Records:
--------------------
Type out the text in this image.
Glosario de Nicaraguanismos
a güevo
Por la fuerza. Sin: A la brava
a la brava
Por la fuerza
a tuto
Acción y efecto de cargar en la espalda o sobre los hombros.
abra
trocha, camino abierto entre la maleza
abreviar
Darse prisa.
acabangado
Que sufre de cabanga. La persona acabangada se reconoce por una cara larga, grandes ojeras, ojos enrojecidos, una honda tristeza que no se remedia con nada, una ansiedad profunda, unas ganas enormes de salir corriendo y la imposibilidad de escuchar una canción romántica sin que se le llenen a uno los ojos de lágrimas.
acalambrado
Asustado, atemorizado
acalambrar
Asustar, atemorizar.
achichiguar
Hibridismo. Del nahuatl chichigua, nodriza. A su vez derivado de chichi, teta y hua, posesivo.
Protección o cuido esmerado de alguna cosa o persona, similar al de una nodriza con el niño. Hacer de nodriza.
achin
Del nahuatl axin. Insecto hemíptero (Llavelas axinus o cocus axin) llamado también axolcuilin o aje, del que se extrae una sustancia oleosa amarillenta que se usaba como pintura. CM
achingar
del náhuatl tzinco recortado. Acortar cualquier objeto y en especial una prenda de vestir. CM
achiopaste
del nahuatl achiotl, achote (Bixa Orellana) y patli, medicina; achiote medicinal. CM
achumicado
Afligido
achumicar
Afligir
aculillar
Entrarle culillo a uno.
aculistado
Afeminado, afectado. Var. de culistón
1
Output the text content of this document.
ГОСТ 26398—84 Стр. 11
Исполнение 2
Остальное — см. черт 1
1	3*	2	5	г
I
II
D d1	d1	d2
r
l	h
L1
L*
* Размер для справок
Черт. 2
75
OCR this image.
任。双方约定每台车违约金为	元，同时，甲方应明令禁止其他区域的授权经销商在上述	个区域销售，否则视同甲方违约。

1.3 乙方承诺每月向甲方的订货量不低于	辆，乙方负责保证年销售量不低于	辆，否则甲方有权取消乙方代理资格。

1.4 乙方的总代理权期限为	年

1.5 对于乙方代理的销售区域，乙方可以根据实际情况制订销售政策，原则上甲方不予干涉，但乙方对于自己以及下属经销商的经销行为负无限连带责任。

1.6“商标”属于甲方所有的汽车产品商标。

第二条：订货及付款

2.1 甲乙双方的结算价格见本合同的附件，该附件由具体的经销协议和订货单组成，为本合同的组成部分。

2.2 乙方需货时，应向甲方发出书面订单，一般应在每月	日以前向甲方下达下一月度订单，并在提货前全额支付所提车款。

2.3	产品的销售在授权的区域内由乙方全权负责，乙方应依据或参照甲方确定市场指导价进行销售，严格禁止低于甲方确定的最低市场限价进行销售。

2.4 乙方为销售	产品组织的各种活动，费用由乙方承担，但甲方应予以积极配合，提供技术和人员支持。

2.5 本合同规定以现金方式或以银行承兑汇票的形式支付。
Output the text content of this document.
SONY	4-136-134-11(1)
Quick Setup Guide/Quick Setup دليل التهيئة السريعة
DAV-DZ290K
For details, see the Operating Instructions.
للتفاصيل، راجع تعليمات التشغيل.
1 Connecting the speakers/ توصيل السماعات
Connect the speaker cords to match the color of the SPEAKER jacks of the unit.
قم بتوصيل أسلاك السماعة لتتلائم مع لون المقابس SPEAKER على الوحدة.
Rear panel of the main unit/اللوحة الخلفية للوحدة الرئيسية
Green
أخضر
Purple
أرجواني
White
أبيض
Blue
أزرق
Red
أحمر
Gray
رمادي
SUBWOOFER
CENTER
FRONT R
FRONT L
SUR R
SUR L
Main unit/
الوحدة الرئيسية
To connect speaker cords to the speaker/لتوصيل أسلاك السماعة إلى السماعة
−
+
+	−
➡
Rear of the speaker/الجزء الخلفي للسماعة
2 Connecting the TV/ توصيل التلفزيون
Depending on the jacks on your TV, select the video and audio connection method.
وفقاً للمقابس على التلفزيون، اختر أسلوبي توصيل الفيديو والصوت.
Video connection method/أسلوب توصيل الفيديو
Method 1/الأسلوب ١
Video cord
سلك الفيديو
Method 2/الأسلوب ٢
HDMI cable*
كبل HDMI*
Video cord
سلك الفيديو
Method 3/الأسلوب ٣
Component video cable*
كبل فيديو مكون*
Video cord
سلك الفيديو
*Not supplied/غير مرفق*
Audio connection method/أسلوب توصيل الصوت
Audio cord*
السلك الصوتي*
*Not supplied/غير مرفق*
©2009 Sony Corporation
--------------------
Would you copy out each line exactly as written?

Type out the text in this image.
Glosario de Nicaraguanismos
a güevo
Por la fuerza. Sin: A la brava
a la brava
Por la fuerza
a tuto
Acción y efecto de cargar en la espalda o sobre los hombros.
abra
trocha, camino abierto entre la maleza
abreviar
Darse prisa.
acabangado
Que sufre de cabanga. La persona acabangada se reconoce por una cara larga, grandes ojeras, ojos enrojecidos, una honda tristeza que no se remedia con nada, una ansiedad profunda, unas ganas enormes de salir corriendo y la imposibilidad de escuchar una canción romántica sin que se le llenen a uno los ojos de lágrimas.
acalambrado
Asustado, atemorizado
acalambrar
Asustar, atemorizar.
achichiguar
Hibridismo. Del nahuatl chichigua, nodriza. A su vez derivado de chichi, teta y hua, posesivo.
Protección o cuido esmerado de alguna cosa o persona, similar al de una nodriza con el niño. Hacer de nodriza.
achin
Del nahuatl axin. Insecto hemíptero (Llavelas axinus o cocus axin) llamado también axolcuilin o aje, del que se extrae una sustancia oleosa amarillenta que se usaba como pintura. CM
achingar
del náhuatl tzinco recortado. Acortar cualquier objeto y en especial una prenda de vestir. CM
achiopaste
del nahuatl achiotl, achote (Bixa Orellana) y patli, medicina; achiote medicinal. CM
achumicado
Afligido
achumicar
Afligir
aculillar
Entrarle culillo a uno.
aculistado
Afeminado, afectado. Var. de culistón
1
Output the text content of this document.
ГОСТ 26398—84 Стр. 11
Исполнение 2
Остальное — см. черт 1
1	3*	2	5	г
I
II
D d1	d1	d2
r
l	h
L1
L*
* Размер для справок
Черт. 2
75
OCR this image.
任。双方约定每台车违约金为	元，同时，甲方应明令禁止其他区域的授权经销商在上述	个区域销售，否则视同甲方违约。

1.3 乙方承诺每月向甲方的订货量不低于	辆，乙方负责保证年销售量不低于	辆，否则甲方有权取消乙方代理资格。

1.4 乙方的总代理权期限为	年

1.5 对于乙方代理的销售区域，乙方可以根据实际情况制订销售政策，原则上甲方不予干涉，但乙方对于自己以及下属经销商的经销行为负无限连带责任。

1.6“商标”属于甲方所有的汽车产品商标。

第二条：订货及付款

2.1 甲乙双方的结算价格见本合同的附件，该附件由具体的经销协议和订货单组成，为本合同的组成部分。

2.2 乙方需货时，应向甲方发出书面订单，一般应在每月	日以前向甲方下达下一月度订单，并在提货前全额支付所提车款。

2.3	产品的销售在授权的区域内由乙方全权负责，乙方应依据或参照甲方确定市场指导价进行销售，严格禁止低于甲方确定的最低市场限价进行销售。

2.4 乙方为销售	产品组织的各种活动，费用由乙方承担，但甲方应予以积极配合，提供技术和人员支持。

2.5 本合同规定以现金方式或以银行承兑汇票的形式支付。
Output the text content of this document.
SONY	4-136-134-11(1)
Quick Setup Guide/Quick Setup دليل التهيئة السريعة
DAV-DZ290K
For details, see the Operating Instructions.
للتفاصيل، راجع تعليمات التشغيل.
1 Connecting the speakers/ توصيل السماعات
Connect the speaker cords to match the color of the SPEAKER jacks of the unit.
قم بتوصيل أسلاك السماعة لتتلائم مع لون المقابس SPEAKER على الوحدة.
Rear panel of the main unit/اللوحة الخلفية للوحدة الرئيسية
Green
أخضر
Purple
أرجواني
White
أبيض
Blue
أزرق
Red
أحمر
Gray
رمادي
SUBWOOFER
CENTER
FRONT R
FRONT L
SUR R
SUR L
Main unit/
الوحدة الرئيسية
To connect speaker cords to the speaker/لتوصيل أسلاك السماعة إلى السماعة
−
+
+	−
➡
Rear of the speaker/الجزء الخلفي للسماعة
2 Connecting the TV/ توصيل التلفزيون
Depending on the jacks on your TV, select the video and audio connection method.
وفقاً للمقابس على التلفزيون، اختر أسلوبي توصيل الفيديو والصوت.
Video connection method/أسلوب توصيل الفيديو
Method 1/الأسلوب ١
Video cord
سلك الفيديو
Method 2/الأسلوب ٢
HDMI cable*
كبل HDMI*
Video cord
سلك الفيديو
Method 3/الأسلوب ٣
Component video cable*
كبل فيديو مكون*
Video cord
سلك الفيديو
*Not supplied/غير مرفق*
Audio connection method/أسلوب توصيل الصوت
Audio cord*
السلك الصوتي*
*Not supplied/غير مرفق*
©2009 Sony Corporation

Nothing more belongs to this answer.